*Objective*.
Reproduce each line from the records that holds "avoid".

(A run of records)
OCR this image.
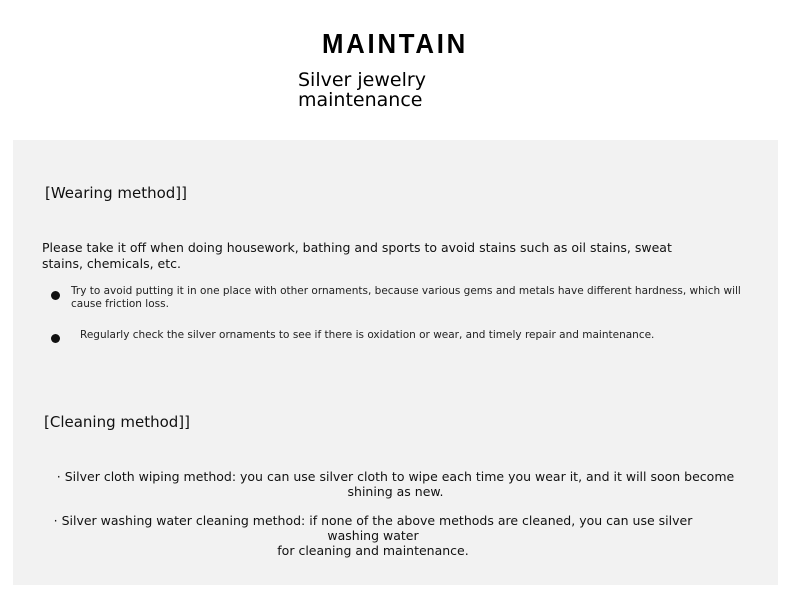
MAINTAIN
Silver jewelry
maintenance
[Wearing method]]
Please take it off when doing housework, bathing and sports to avoid stains such as oil stains, sweat
stains, chemicals, etc.
Try to avoid putting it in one place with other ornaments, because various gems and metals have different hardness, which will
cause friction loss.
Regularly check the silver ornaments to see if there is oxidation or wear, and timely repair and maintenance.
[Cleaning method]]
· Silver cloth wiping method: you can use silver cloth to wipe each time you wear it, and it will soon become
shining as new.
· Silver washing water cleaning method: if none of the above methods are cleaned, you can use silver washing water
for cleaning and maintenance.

*Solution*.
Please take it off when doing housework, bathing and sports to avoid stains such as oil stains, sweat
Try to avoid putting it in one place with other ornaments, because various gems and metals have different hardness, which will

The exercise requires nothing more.